*What is expected:* Copy the listing from the line with "staticText: 92.92% <box>56 595 97 611</box>" to the line with "staticText: 公司支付宝账户 <box>310", swapping "本月" for "上月" and keeping everything else the same.

*Exercise inputs:*
※ ※ ※

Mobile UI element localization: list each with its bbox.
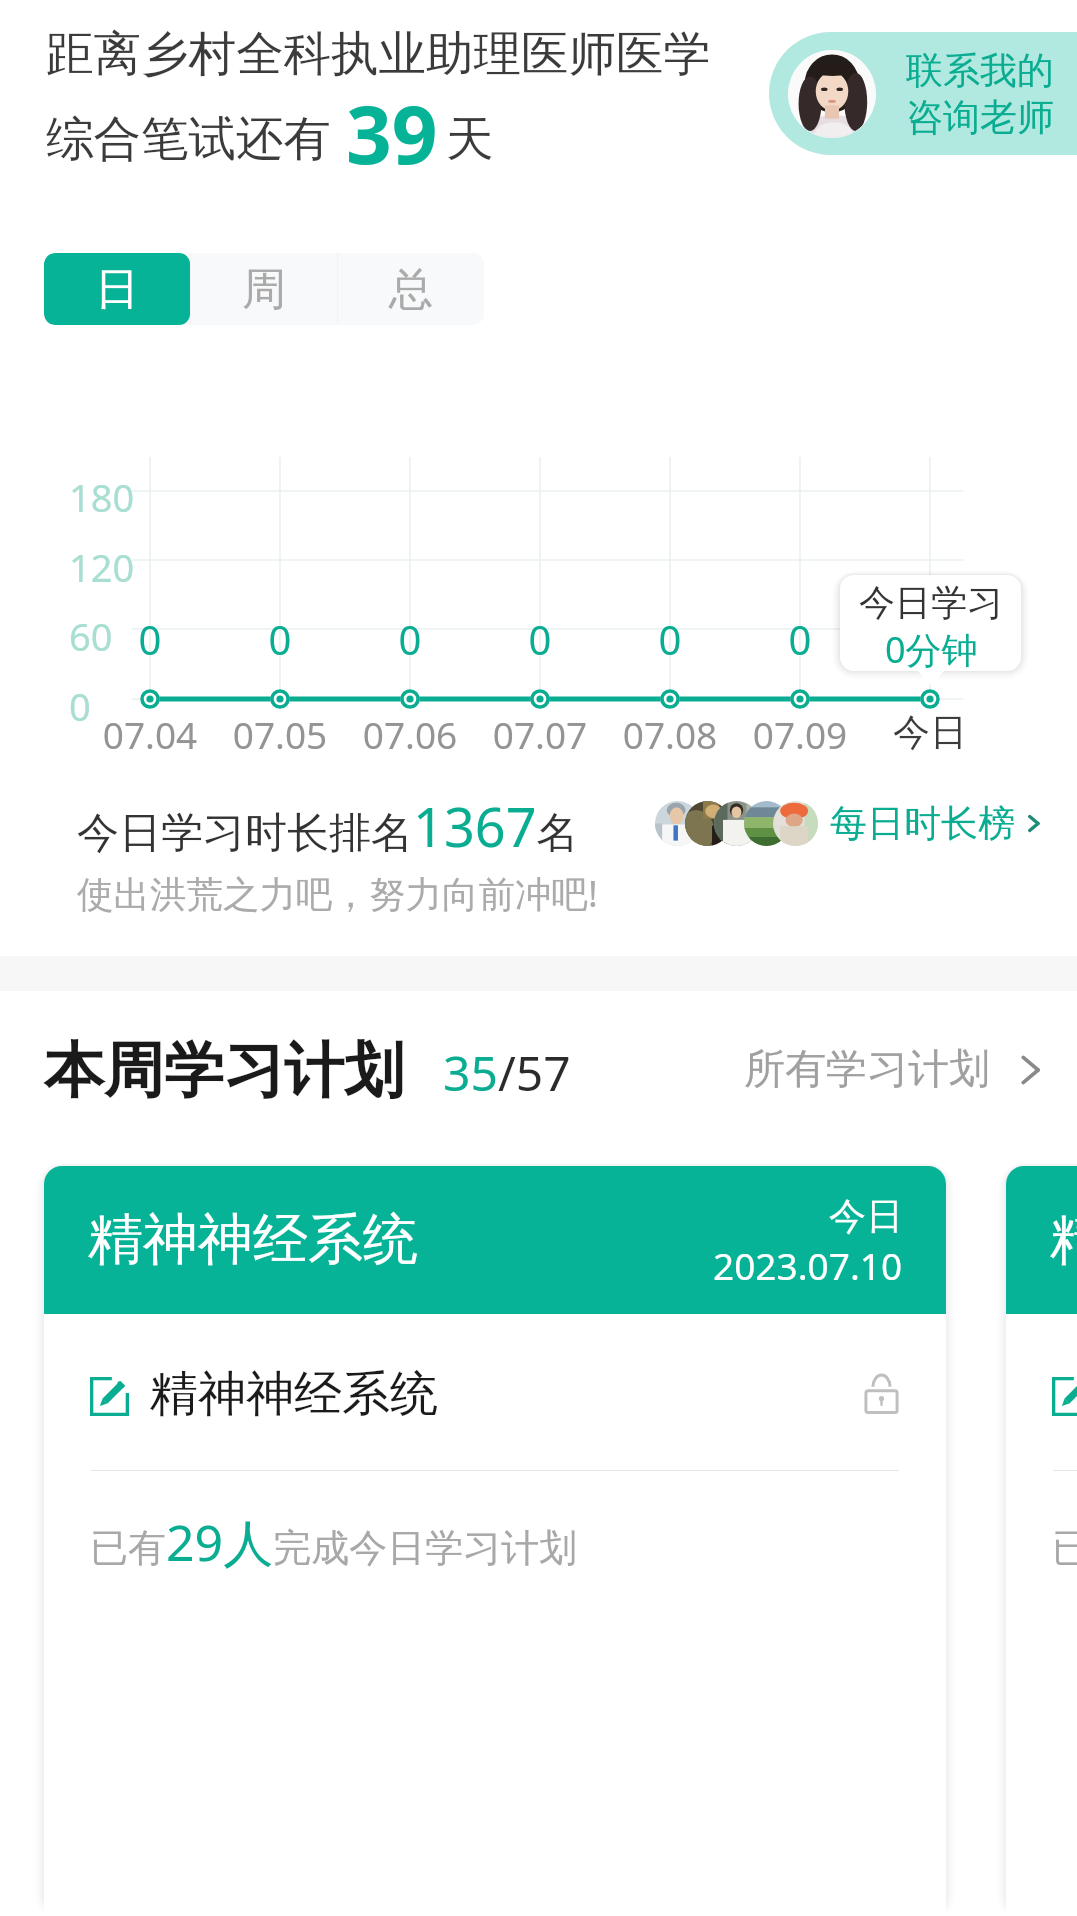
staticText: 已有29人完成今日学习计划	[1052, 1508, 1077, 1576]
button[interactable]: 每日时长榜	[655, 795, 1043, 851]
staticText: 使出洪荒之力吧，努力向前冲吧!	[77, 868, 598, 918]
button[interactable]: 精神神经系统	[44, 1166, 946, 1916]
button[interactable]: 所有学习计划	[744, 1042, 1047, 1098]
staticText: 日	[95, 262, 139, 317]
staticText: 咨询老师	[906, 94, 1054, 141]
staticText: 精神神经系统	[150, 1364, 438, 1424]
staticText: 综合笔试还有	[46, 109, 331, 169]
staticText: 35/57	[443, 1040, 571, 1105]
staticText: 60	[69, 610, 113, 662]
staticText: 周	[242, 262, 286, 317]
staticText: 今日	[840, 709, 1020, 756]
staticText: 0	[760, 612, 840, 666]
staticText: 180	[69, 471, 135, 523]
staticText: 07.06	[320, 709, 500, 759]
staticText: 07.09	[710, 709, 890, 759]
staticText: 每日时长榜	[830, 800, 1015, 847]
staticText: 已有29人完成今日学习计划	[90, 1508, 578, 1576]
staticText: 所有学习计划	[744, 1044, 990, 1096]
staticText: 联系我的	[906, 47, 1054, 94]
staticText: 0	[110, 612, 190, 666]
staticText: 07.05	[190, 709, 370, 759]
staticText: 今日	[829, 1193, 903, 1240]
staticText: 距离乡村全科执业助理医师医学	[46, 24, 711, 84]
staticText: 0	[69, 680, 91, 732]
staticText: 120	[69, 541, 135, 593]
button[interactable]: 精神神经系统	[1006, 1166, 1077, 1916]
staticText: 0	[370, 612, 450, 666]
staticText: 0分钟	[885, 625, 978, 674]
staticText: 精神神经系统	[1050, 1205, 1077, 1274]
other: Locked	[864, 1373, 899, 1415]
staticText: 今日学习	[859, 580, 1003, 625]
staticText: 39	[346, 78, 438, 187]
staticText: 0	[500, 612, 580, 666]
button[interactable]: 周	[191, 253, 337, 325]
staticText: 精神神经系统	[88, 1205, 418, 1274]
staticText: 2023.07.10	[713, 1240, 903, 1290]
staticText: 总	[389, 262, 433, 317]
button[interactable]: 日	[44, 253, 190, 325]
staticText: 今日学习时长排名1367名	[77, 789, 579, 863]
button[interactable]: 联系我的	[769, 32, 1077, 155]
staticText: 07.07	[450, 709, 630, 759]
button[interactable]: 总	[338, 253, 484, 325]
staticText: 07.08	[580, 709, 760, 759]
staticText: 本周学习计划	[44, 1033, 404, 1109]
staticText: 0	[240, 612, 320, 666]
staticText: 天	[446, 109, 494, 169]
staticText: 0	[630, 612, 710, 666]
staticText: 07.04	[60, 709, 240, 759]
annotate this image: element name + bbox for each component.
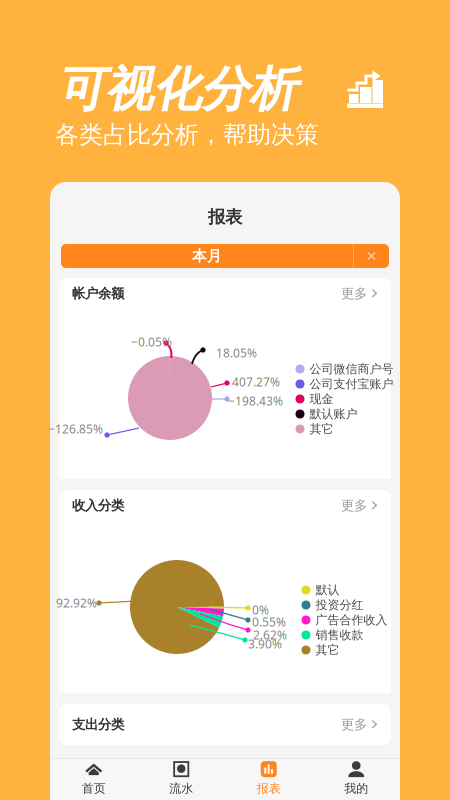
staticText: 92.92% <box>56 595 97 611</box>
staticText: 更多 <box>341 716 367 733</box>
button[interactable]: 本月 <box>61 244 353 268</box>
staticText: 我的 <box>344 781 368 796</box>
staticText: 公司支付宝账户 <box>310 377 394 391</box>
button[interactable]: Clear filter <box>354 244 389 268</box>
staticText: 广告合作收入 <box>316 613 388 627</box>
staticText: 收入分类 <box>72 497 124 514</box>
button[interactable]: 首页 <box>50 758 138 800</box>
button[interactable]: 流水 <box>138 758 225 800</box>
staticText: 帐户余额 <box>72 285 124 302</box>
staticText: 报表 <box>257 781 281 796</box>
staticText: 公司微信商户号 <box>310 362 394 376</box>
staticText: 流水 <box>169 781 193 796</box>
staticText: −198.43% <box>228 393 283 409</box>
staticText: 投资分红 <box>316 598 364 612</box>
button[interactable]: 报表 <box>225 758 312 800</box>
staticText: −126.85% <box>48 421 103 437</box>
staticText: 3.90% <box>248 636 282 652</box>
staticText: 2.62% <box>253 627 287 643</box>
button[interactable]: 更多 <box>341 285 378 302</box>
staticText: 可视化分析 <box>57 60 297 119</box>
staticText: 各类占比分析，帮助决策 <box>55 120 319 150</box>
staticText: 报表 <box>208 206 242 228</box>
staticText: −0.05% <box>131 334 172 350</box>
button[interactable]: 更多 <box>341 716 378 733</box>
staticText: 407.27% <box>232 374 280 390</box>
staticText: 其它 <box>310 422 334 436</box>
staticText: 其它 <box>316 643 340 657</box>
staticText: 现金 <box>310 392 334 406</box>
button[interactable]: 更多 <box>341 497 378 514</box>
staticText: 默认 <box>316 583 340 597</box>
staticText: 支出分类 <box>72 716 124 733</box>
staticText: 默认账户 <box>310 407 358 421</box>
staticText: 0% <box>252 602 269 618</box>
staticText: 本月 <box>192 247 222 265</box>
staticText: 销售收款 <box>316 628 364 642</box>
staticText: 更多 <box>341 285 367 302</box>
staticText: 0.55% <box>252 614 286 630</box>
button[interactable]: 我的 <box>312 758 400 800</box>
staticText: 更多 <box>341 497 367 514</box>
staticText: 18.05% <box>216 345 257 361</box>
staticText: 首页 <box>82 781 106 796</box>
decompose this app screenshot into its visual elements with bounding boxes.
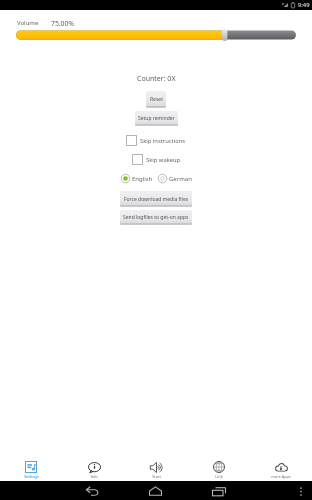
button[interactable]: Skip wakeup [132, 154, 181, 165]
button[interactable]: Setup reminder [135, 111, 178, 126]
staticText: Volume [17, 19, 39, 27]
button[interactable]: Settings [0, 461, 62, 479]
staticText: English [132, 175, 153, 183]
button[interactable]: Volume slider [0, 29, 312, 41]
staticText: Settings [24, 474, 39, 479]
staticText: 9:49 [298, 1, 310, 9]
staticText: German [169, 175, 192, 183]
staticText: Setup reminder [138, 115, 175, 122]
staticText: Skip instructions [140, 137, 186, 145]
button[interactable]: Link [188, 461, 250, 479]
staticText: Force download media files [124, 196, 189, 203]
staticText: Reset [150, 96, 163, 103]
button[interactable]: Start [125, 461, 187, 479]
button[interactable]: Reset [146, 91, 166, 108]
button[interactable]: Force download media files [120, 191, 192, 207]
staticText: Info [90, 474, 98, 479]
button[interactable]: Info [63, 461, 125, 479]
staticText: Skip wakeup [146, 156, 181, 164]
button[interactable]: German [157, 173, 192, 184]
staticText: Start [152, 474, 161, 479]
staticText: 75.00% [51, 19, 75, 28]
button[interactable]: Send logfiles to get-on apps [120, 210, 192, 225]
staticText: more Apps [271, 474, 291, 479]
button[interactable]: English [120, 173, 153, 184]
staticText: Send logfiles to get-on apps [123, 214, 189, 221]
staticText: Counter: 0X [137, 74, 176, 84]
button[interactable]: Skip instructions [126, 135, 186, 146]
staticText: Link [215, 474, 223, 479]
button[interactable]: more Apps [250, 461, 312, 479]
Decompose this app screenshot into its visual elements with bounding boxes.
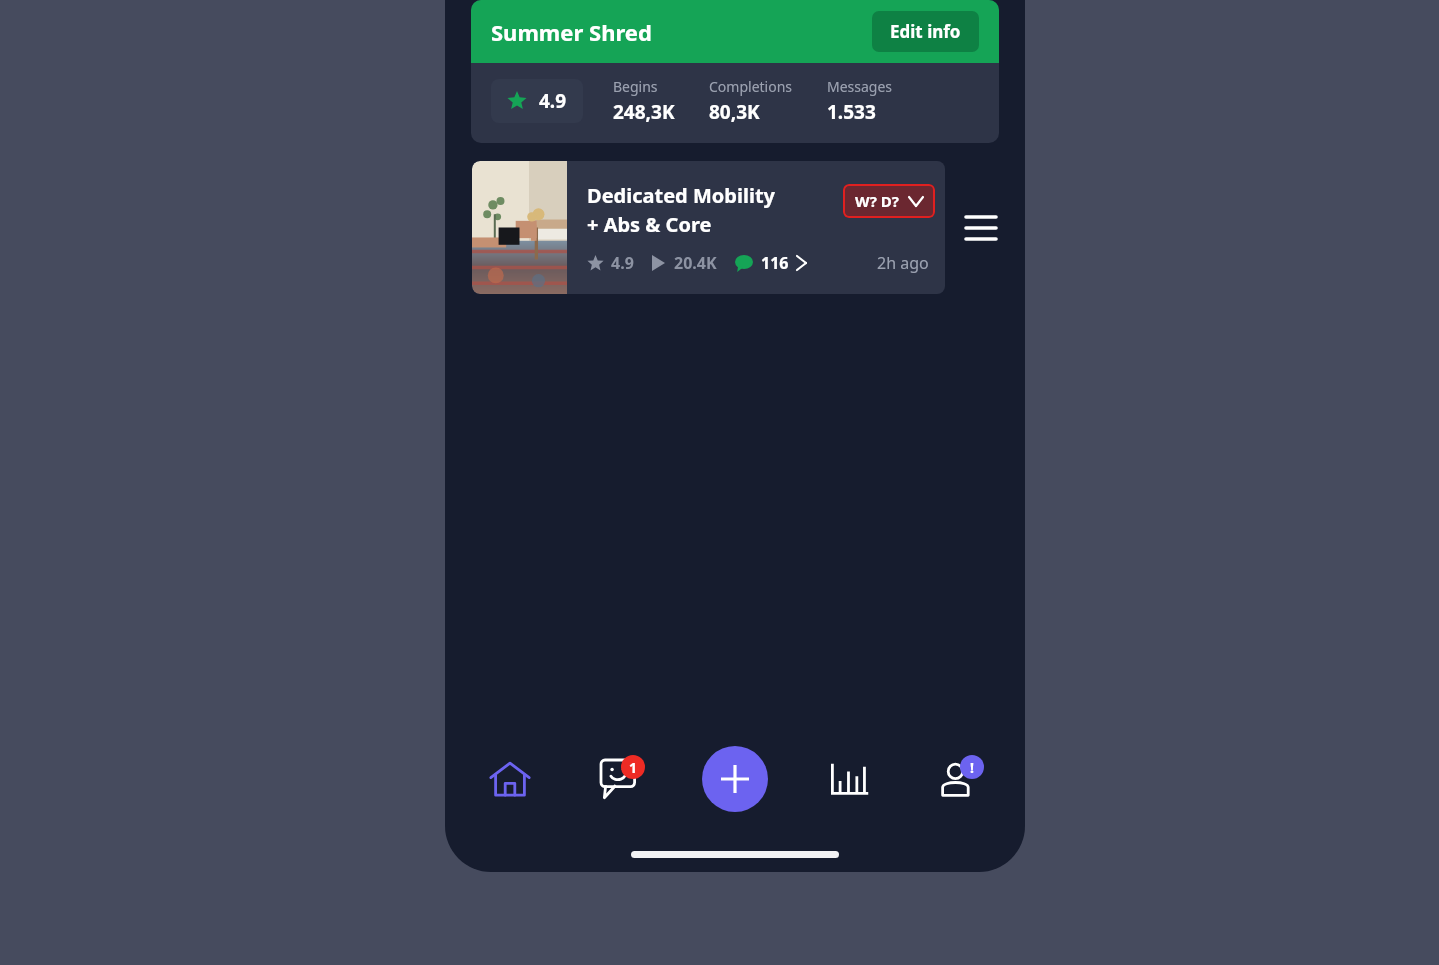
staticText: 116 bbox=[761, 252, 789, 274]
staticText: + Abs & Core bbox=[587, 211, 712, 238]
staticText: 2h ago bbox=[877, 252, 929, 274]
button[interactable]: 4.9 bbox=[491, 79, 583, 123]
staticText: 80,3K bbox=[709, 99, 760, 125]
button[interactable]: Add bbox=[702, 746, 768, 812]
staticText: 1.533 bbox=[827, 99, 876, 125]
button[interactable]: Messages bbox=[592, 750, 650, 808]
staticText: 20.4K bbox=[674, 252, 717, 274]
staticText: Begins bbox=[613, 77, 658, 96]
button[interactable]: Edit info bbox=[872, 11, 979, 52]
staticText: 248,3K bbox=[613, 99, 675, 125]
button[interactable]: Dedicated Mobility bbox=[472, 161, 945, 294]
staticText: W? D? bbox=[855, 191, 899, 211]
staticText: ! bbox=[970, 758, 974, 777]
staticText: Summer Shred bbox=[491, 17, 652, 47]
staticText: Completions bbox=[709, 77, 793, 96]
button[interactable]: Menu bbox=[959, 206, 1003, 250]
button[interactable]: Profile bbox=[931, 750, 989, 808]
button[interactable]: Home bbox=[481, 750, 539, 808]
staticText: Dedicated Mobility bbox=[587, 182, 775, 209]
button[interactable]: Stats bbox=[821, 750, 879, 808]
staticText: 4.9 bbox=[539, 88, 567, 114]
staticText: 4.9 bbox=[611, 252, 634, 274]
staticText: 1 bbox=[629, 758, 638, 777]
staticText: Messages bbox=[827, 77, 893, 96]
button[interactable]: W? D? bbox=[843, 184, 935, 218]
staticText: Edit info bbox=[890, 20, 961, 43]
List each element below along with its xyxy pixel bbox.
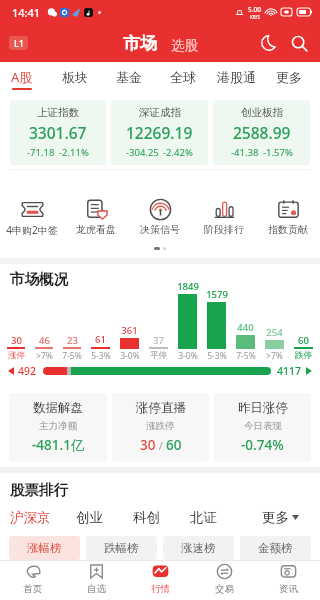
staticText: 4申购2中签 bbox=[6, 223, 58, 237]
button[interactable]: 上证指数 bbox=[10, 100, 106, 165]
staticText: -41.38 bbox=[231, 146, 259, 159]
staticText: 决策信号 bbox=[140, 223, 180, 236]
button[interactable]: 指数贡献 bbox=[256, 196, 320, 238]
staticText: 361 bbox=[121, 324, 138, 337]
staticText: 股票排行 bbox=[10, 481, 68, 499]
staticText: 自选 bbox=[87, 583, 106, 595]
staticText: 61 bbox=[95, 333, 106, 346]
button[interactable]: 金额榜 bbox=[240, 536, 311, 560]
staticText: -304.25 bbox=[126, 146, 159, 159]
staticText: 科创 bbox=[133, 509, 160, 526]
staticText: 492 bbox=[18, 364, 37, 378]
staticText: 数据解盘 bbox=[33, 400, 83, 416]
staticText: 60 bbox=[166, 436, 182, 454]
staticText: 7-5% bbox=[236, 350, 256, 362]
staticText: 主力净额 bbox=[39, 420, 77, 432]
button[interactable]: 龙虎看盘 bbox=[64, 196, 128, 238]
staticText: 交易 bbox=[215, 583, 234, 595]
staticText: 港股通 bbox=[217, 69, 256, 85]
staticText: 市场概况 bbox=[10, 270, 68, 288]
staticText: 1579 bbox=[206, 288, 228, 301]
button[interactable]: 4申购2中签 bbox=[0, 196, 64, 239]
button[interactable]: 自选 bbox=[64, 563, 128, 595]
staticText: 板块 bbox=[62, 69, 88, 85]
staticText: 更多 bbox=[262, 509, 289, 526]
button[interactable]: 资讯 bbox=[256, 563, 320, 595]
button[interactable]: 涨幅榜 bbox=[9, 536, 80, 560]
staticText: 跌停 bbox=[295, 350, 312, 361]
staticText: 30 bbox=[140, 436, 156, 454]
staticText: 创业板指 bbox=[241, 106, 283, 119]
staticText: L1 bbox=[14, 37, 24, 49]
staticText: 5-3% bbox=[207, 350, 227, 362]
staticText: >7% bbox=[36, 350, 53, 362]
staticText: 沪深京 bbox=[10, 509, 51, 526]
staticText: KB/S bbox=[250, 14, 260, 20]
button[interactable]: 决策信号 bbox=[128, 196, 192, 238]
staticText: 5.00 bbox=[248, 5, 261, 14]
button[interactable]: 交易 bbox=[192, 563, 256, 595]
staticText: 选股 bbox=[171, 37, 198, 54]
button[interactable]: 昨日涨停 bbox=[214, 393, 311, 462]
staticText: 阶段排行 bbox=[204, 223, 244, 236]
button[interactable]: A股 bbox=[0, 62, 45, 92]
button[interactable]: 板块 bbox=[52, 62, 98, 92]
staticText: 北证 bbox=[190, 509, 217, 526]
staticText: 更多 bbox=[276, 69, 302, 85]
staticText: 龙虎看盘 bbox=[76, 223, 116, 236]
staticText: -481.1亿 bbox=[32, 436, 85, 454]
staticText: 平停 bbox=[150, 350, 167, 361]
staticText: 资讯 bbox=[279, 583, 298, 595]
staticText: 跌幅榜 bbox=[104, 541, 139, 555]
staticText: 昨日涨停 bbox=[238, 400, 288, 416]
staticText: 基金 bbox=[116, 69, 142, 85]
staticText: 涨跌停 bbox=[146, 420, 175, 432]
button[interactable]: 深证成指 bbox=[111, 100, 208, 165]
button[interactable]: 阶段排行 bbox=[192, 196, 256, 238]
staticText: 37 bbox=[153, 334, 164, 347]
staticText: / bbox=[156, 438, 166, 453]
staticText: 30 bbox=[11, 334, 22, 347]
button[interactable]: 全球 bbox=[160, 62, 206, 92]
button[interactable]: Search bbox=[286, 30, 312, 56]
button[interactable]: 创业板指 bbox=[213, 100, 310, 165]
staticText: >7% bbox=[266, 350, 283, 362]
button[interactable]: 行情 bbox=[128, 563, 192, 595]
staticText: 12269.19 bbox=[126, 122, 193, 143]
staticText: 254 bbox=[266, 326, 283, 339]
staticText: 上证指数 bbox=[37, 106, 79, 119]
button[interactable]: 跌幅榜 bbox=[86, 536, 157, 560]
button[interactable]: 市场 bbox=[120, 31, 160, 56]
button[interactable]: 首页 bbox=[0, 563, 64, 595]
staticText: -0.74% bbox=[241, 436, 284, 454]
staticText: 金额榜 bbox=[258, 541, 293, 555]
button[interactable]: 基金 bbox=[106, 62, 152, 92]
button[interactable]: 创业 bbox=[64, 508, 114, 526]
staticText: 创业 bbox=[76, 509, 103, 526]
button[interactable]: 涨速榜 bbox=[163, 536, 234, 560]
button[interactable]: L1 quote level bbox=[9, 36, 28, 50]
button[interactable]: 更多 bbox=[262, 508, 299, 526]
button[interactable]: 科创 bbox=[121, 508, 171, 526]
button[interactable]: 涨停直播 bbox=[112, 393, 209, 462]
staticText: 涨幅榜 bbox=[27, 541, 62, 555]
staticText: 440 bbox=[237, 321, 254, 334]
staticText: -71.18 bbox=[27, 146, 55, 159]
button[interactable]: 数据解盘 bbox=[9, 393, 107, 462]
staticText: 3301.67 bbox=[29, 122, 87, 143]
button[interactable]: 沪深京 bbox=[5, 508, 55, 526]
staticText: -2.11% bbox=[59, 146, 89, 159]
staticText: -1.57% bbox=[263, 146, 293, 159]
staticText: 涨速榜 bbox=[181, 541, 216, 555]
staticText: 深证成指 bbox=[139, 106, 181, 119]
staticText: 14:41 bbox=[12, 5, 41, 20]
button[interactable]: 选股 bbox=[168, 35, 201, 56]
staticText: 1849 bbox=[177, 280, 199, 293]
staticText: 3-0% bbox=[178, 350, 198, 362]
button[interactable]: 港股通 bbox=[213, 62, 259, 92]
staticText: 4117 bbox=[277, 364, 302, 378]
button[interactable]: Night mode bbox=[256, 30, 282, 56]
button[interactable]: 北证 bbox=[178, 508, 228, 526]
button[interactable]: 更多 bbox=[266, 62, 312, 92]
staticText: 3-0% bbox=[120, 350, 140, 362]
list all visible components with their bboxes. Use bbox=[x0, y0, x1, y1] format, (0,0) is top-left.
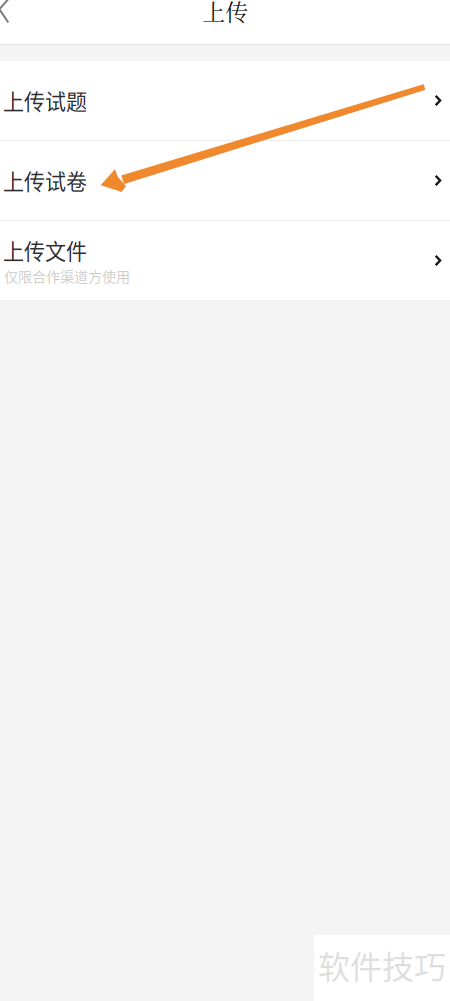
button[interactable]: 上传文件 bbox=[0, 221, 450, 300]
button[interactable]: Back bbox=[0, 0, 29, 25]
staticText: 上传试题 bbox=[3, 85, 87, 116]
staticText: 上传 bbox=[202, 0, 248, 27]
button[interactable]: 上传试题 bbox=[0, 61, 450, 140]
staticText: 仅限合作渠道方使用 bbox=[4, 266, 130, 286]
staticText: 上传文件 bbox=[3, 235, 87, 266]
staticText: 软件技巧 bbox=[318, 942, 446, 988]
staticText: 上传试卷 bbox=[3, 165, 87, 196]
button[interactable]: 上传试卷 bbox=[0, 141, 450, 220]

※ ※ ※

*The reply:*
staticText: 92.92% <box>56 595 97 611</box>
staticText: 更多 <box>341 716 367 733</box>
button[interactable]: 上月 <box>61 244 353 268</box>
staticText: 我的 <box>344 781 368 796</box>
staticText: 公司支付宝账户 <box>310 377 394 391</box>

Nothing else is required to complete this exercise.